== Action item ==
In the entries below, find every line with "Hariv" and copy it.

** Dataset excerpts follows **

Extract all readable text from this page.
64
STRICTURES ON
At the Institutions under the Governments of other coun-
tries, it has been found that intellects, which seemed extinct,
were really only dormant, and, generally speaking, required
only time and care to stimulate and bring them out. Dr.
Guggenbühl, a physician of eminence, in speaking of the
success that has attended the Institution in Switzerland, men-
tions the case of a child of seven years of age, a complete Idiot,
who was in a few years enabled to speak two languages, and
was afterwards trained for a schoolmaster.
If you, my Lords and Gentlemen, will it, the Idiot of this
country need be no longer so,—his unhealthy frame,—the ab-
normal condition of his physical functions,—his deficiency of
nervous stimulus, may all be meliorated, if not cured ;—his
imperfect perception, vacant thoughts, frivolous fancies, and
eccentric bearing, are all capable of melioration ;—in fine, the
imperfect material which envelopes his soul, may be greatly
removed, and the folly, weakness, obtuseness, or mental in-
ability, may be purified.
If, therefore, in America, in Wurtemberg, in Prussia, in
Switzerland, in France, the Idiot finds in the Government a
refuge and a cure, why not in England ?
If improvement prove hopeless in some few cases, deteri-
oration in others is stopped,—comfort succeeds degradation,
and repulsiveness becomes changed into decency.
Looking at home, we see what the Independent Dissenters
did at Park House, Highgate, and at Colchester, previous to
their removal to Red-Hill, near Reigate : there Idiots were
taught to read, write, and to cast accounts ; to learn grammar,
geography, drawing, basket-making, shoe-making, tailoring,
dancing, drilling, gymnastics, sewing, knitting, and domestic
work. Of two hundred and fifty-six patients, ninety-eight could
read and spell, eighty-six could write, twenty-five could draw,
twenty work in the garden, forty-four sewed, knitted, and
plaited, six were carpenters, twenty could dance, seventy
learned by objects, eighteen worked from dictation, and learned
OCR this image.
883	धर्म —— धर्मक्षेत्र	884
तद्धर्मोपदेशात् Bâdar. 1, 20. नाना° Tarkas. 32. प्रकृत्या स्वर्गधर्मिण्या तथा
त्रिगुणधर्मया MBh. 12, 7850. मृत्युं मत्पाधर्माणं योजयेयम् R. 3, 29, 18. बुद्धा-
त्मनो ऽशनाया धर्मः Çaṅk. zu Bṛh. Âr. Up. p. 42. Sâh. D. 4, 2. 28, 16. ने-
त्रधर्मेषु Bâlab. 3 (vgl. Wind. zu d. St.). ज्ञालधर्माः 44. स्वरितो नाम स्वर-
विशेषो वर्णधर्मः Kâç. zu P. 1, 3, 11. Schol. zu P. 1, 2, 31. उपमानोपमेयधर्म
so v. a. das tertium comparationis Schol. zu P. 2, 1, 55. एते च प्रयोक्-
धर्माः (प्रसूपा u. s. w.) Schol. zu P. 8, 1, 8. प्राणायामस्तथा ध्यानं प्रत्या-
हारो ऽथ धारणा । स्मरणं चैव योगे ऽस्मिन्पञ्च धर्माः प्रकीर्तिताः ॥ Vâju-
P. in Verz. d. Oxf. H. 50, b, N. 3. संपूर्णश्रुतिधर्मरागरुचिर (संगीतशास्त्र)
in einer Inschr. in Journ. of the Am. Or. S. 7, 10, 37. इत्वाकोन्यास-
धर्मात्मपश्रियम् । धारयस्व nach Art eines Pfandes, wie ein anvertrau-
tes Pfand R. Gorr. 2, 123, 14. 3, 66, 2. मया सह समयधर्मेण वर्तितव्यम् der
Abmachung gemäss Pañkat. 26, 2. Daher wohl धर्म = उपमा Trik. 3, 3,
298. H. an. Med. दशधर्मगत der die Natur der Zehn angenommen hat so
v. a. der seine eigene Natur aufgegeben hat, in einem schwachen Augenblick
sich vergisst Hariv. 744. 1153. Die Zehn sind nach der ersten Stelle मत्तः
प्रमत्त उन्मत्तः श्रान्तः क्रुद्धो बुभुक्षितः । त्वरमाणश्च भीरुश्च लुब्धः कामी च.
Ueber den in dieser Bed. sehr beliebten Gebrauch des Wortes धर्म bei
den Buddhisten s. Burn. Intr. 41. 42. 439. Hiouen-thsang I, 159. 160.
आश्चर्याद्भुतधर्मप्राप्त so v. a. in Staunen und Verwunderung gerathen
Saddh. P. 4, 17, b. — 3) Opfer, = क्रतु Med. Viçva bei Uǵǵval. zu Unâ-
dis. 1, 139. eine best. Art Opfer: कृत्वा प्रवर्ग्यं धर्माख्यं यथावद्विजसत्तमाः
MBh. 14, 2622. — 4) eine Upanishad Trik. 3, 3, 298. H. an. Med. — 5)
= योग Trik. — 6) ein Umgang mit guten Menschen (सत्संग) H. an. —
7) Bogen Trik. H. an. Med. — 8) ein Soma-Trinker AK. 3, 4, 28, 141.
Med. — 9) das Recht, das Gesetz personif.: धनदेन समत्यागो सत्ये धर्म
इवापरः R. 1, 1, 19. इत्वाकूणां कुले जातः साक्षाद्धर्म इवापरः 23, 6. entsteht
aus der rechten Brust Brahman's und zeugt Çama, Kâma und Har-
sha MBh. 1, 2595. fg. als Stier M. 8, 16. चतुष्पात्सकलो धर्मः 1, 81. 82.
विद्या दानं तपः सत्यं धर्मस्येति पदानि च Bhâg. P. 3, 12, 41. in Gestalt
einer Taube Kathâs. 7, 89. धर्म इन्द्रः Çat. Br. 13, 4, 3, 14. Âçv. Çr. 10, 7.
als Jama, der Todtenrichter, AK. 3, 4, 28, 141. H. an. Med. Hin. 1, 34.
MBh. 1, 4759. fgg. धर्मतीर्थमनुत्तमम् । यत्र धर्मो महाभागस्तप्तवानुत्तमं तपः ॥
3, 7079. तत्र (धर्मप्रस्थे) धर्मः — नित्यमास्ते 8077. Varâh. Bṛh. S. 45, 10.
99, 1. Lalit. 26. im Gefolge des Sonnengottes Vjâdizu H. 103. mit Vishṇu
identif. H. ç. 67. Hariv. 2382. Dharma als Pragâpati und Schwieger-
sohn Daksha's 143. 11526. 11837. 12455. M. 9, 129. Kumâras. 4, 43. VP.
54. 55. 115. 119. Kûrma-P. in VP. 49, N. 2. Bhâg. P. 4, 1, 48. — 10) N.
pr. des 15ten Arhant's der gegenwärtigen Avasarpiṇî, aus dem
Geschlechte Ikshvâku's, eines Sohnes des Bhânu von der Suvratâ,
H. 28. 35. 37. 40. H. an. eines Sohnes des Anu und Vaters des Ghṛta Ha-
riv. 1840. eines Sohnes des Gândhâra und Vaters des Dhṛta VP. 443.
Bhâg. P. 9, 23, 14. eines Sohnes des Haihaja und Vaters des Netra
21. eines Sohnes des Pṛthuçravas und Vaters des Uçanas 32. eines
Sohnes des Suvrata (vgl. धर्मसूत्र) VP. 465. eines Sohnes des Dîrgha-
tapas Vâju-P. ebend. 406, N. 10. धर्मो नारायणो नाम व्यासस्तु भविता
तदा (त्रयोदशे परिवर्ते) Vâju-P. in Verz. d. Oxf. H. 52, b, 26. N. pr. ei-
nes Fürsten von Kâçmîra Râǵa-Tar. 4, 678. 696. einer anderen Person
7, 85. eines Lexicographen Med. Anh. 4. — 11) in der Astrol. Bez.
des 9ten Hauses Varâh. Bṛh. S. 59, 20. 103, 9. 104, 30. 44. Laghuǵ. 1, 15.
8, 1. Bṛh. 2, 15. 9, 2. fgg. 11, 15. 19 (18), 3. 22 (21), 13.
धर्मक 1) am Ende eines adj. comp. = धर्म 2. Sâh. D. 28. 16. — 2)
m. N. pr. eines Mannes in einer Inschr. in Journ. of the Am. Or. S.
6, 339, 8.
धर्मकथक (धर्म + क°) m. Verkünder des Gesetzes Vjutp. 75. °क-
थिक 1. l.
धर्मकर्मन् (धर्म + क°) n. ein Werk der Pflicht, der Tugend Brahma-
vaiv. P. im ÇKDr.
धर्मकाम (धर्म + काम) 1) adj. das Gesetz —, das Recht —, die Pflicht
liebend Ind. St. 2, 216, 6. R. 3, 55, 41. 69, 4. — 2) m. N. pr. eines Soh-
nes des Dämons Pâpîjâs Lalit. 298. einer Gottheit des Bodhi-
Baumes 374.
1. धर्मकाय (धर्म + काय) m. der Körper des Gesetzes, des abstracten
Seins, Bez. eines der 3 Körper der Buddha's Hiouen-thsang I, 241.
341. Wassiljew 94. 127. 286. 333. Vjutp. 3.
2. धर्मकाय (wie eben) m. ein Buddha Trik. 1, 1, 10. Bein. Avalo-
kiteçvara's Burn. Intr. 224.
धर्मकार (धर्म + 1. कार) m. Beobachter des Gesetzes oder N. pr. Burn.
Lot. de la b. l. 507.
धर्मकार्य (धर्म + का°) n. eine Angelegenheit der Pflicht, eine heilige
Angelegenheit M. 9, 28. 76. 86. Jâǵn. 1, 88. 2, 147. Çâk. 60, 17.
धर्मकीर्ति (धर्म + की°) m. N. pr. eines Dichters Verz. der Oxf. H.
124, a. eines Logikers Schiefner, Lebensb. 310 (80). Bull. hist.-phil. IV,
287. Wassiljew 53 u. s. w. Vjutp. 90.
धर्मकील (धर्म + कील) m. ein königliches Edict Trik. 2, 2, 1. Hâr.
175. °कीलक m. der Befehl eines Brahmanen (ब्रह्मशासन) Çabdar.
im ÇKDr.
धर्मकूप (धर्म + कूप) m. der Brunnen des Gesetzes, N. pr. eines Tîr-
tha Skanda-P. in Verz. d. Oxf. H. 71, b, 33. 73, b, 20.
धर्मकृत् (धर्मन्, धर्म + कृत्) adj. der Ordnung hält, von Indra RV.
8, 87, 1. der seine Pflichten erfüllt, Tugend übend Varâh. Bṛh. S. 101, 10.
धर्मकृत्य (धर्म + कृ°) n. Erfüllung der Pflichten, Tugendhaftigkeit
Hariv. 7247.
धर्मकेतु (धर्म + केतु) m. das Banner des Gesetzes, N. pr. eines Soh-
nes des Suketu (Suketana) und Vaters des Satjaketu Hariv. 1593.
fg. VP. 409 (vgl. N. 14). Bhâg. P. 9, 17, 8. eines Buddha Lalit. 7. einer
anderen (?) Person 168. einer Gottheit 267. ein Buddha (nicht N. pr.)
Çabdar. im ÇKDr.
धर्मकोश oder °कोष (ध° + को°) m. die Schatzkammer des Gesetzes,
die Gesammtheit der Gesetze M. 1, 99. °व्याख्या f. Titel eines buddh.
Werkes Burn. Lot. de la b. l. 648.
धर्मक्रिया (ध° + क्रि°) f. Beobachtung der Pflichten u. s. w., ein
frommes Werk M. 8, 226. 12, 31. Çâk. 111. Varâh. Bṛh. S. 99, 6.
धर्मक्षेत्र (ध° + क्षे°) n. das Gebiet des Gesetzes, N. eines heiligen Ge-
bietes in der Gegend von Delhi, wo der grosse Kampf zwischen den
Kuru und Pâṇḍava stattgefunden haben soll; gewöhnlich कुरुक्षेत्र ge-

** End of Dataset excerpts **

== Answer for this exercise ==
sich vergisst Hariv. 744. 1153. Die Zehn sind nach der ersten Stelle मत्तः
identif. H. ç. 67. Hariv. 2382. Dharma als Pragâpati und Schwieger-
Hariv. 7247.
nes des Suketu (Suketana) und Vaters des Satjaketu Hariv. 1593.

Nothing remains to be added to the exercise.